■ **Entries**
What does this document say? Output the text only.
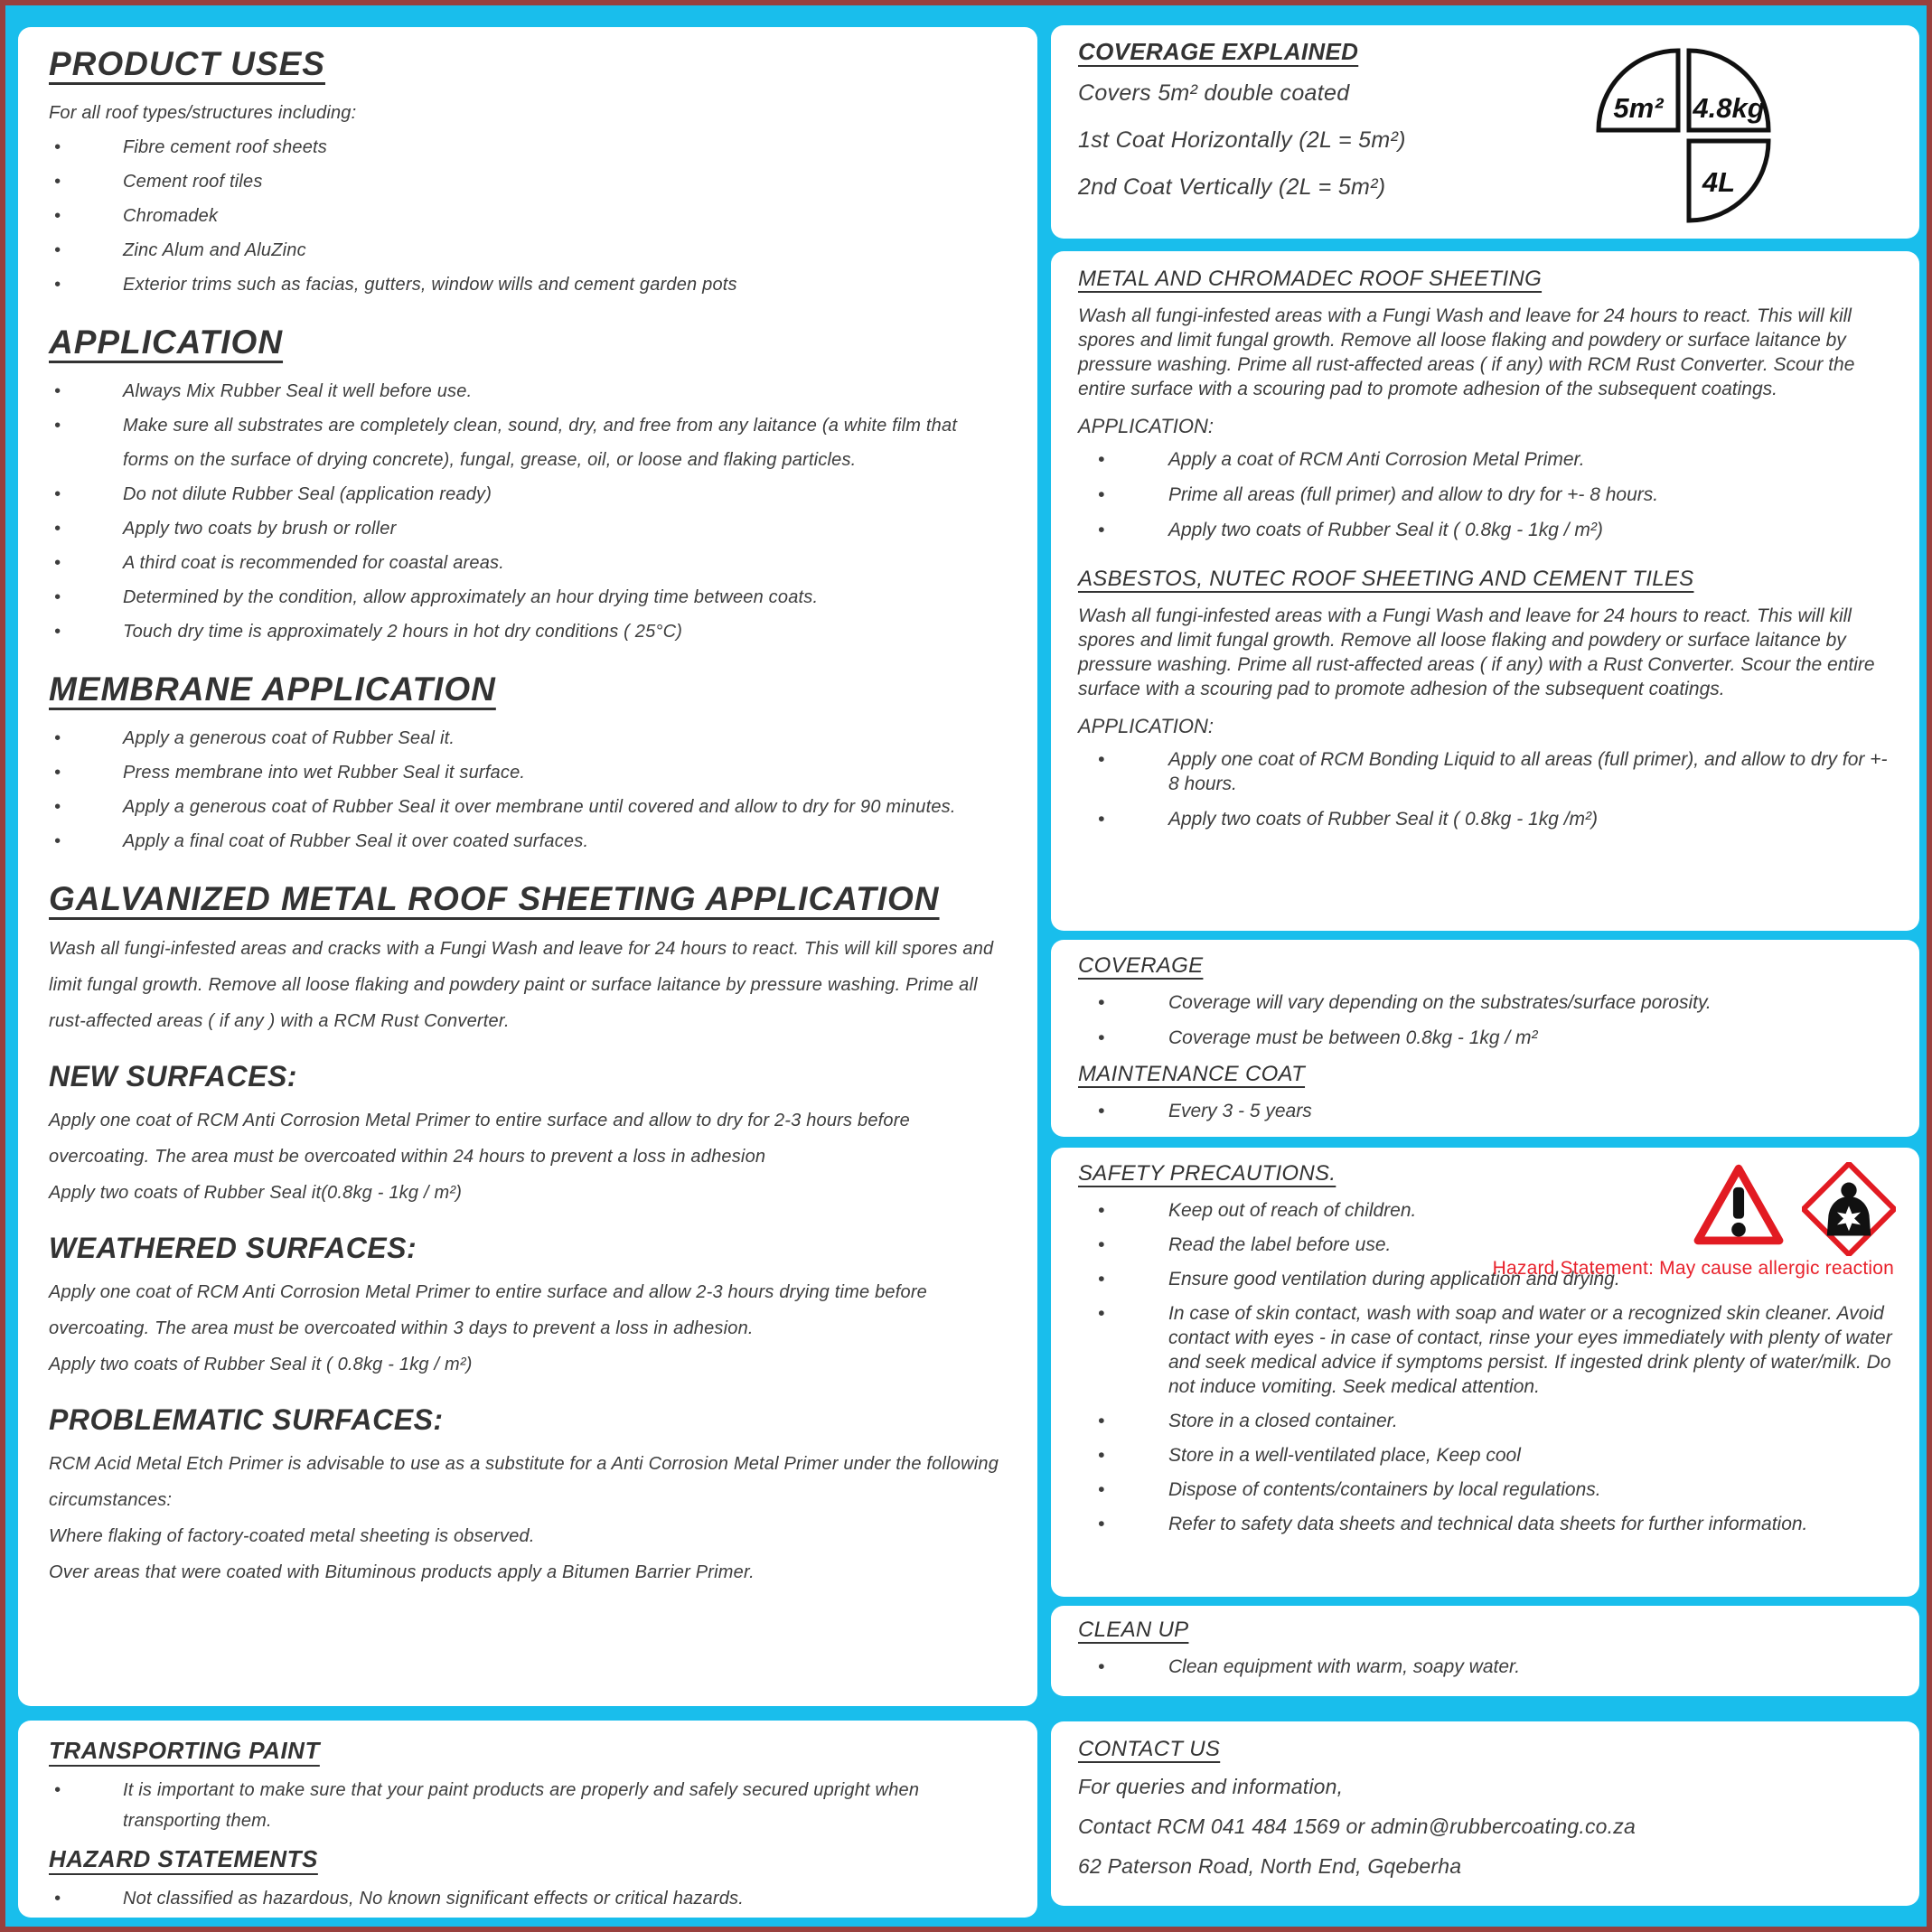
PRODUCT USES
For all roof types/structures including:
• Fibre cement roof sheets
• Cement roof tiles
• Chromadek
• Zinc Alum and AluZinc
• Exterior trims such as facias, gutters, window wills and cement garden pots
APPLICATION
• Always Mix Rubber Seal it well before use.
• Make sure all substrates are completely clean, sound, dry, and free from any laitance (a white film that forms on the surface of drying concrete), fungal, grease, oil, or loose and flaking particles.
• Do not dilute Rubber Seal (application ready)
• Apply two coats by brush or roller
• A third coat is recommended for coastal areas.
• Determined by the condition, allow approximately an hour drying time between coats.
• Touch dry time is approximately 2 hours in hot dry conditions ( 25°C)
MEMBRANE APPLICATION
• Apply a generous coat of Rubber Seal it.
• Press membrane into wet Rubber Seal it surface.
• Apply a generous coat of Rubber Seal it over membrane until covered and allow to dry for 90 minutes.
• Apply a final coat of Rubber Seal it over coated surfaces.
GALVANIZED METAL ROOF SHEETING APPLICATION
Wash all fungi-infested areas and cracks with a Fungi Wash and leave for 24 hours to react. This will kill spores and limit fungal growth. Remove all loose flaking and powdery paint or surface laitance by pressure washing. Prime all rust-affected areas ( if any ) with a RCM Rust Converter.
NEW SURFACES:
Apply one coat of RCM Anti Corrosion Metal Primer to entire surface and allow to dry for 2-3 hours before overcoating. The area must be overcoated within 24 hours to prevent a loss in adhesion
Apply two coats of Rubber Seal it(0.8kg - 1kg / m²)
WEATHERED SURFACES:
Apply one coat of RCM Anti Corrosion Metal Primer to entire surface and allow 2-3 hours drying time before overcoating. The area must be overcoated within 3 days to prevent a loss in adhesion.
Apply two coats of Rubber Seal it ( 0.8kg - 1kg / m²)
PROBLEMATIC SURFACES:
RCM Acid Metal Etch Primer is advisable to use as a substitute for a Anti Corrosion Metal Primer under the following circumstances:
Where flaking of factory-coated metal sheeting is observed.
Over areas that were coated with Bituminous products apply a Bitumen Barrier Primer.
TRANSPORTING PAINT
• It is important to make sure that your paint products are properly and safely secured upright when transporting them.
HAZARD STATEMENTS
• Not classified as hazardous, No known significant effects or critical hazards.
COVERAGE EXPLAINED
Covers 5m² double coated
1st Coat Horizontally (2L = 5m²)
2nd Coat Vertically (2L = 5m²)
5m² 4.8kg
4L
METAL AND CHROMADEC ROOF SHEETING
Wash all fungi-infested areas with a Fungi Wash and leave for 24 hours to react. This will kill spores and limit fungal growth. Remove all loose flaking and powdery or surface laitance by pressure washing. Prime all rust-affected areas ( if any) with RCM Rust Converter. Scour the entire surface with a scouring pad to promote adhesion of the subsequent coatings.
APPLICATION:
• Apply a coat of RCM Anti Corrosion Metal Primer.
• Prime all areas (full primer) and allow to dry for +- 8 hours.
• Apply two coats of Rubber Seal it ( 0.8kg - 1kg / m²)
ASBESTOS, NUTEC ROOF SHEETING AND CEMENT TILES
Wash all fungi-infested areas with a Fungi Wash and leave for 24 hours to react. This will kill spores and limit fungal growth. Remove all loose flaking and powdery or surface laitance by pressure washing. Prime all rust-affected areas ( if any) with a Rust Converter. Scour the entire surface with a scouring pad to promote adhesion of the subsequent coatings.
APPLICATION:
• Apply one coat of RCM Bonding Liquid to all areas (full primer), and allow to dry for +- 8 hours.
• Apply two coats of Rubber Seal it ( 0.8kg - 1kg /m²)
COVERAGE
• Coverage will vary depending on the substrates/surface porosity.
• Coverage must be between 0.8kg - 1kg / m²
MAINTENANCE COAT
• Every 3 - 5 years
SAFETY PRECAUTIONS.
• Keep out of reach of children.
• Read the label before use.
• Ensure good ventilation during application and drying.
• In case of skin contact, wash with soap and water or a recognized skin cleaner. Avoid contact with eyes - in case of contact, rinse your eyes immediately with plenty of water and seek medical advice if symptoms persist. If ingested drink plenty of water/milk. Do not induce vomiting. Seek medical attention.
• Store in a closed container.
• Store in a well-ventilated place, Keep cool
• Dispose of contents/containers by local regulations.
• Refer to safety data sheets and technical data sheets for further information.
Hazard Statement: May cause allergic reaction
CLEAN UP
• Clean equipment with warm, soapy water.
CONTACT US
For queries and information,
Contact RCM 041 484 1569 or admin@rubbercoating.co.za
62 Paterson Road, North End, Gqeberha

■ **Given instruction**
Transcribe the material exactly, leaving every picture out.

■ **Worked answer**
What does this document say? Output the text only.
PRODUCT USES
For all roof types/structures including:
• Fibre cement roof sheets
• Cement roof tiles
• Chromadek
• Zinc Alum and AluZinc
• Exterior trims such as facias, gutters, window wills and cement garden pots
APPLICATION
• Always Mix Rubber Seal it well before use.
• Make sure all substrates are completely clean, sound, dry, and free from any laitance (a white film that forms on the surface of drying concrete), fungal, grease, oil, or loose and flaking particles.
• Do not dilute Rubber Seal (application ready)
• Apply two coats by brush or roller
• A third coat is recommended for coastal areas.
• Determined by the condition, allow approximately an hour drying time between coats.
• Touch dry time is approximately 2 hours in hot dry conditions ( 25°C)
MEMBRANE APPLICATION
• Apply a generous coat of Rubber Seal it.
• Press membrane into wet Rubber Seal it surface.
• Apply a generous coat of Rubber Seal it over membrane until covered and allow to dry for 90 minutes.
• Apply a final coat of Rubber Seal it over coated surfaces.
GALVANIZED METAL ROOF SHEETING APPLICATION
Wash all fungi-infested areas and cracks with a Fungi Wash and leave for 24 hours to react. This will kill spores and limit fungal growth. Remove all loose flaking and powdery paint or surface laitance by pressure washing. Prime all rust-affected areas ( if any ) with a RCM Rust Converter.
NEW SURFACES:
Apply one coat of RCM Anti Corrosion Metal Primer to entire surface and allow to dry for 2-3 hours before overcoating. The area must be overcoated within 24 hours to prevent a loss in adhesion
Apply two coats of Rubber Seal it(0.8kg - 1kg / m²)
WEATHERED SURFACES:
Apply one coat of RCM Anti Corrosion Metal Primer to entire surface and allow 2-3 hours drying time before overcoating. The area must be overcoated within 3 days to prevent a loss in adhesion.
Apply two coats of Rubber Seal it ( 0.8kg - 1kg / m²)
PROBLEMATIC SURFACES:
RCM Acid Metal Etch Primer is advisable to use as a substitute for a Anti Corrosion Metal Primer under the following circumstances:
Where flaking of factory-coated metal sheeting is observed.
Over areas that were coated with Bituminous products apply a Bitumen Barrier Primer.
TRANSPORTING PAINT
• It is important to make sure that your paint products are properly and safely secured upright when transporting them.
HAZARD STATEMENTS
• Not classified as hazardous, No known significant effects or critical hazards.
COVERAGE EXPLAINED
Covers 5m² double coated
1st Coat Horizontally (2L = 5m²)
2nd Coat Vertically (2L = 5m²)
5m² 4.8kg
4L
METAL AND CHROMADEC ROOF SHEETING
Wash all fungi-infested areas with a Fungi Wash and leave for 24 hours to react. This will kill spores and limit fungal growth. Remove all loose flaking and powdery or surface laitance by pressure washing. Prime all rust-affected areas ( if any) with RCM Rust Converter. Scour the entire surface with a scouring pad to promote adhesion of the subsequent coatings.
APPLICATION:
• Apply a coat of RCM Anti Corrosion Metal Primer.
• Prime all areas (full primer) and allow to dry for +- 8 hours.
• Apply two coats of Rubber Seal it ( 0.8kg - 1kg / m²)
ASBESTOS, NUTEC ROOF SHEETING AND CEMENT TILES
Wash all fungi-infested areas with a Fungi Wash and leave for 24 hours to react. This will kill spores and limit fungal growth. Remove all loose flaking and powdery or surface laitance by pressure washing. Prime all rust-affected areas ( if any) with a Rust Converter. Scour the entire surface with a scouring pad to promote adhesion of the subsequent coatings.
APPLICATION:
• Apply one coat of RCM Bonding Liquid to all areas (full primer), and allow to dry for +- 8 hours.
• Apply two coats of Rubber Seal it ( 0.8kg - 1kg /m²)
COVERAGE
• Coverage will vary depending on the substrates/surface porosity.
• Coverage must be between 0.8kg - 1kg / m²
MAINTENANCE COAT
• Every 3 - 5 years
SAFETY PRECAUTIONS.
• Keep out of reach of children.
• Read the label before use.
• Ensure good ventilation during application and drying.
• In case of skin contact, wash with soap and water or a recognized skin cleaner. Avoid contact with eyes - in case of contact, rinse your eyes immediately with plenty of water and seek medical advice if symptoms persist. If ingested drink plenty of water/milk. Do not induce vomiting. Seek medical attention.
• Store in a closed container.
• Store in a well-ventilated place, Keep cool
• Dispose of contents/containers by local regulations.
• Refer to safety data sheets and technical data sheets for further information.
Hazard Statement: May cause allergic reaction
CLEAN UP
• Clean equipment with warm, soapy water.
CONTACT US
For queries and information,
Contact RCM 041 484 1569 or admin@rubbercoating.co.za
62 Paterson Road, North End, Gqeberha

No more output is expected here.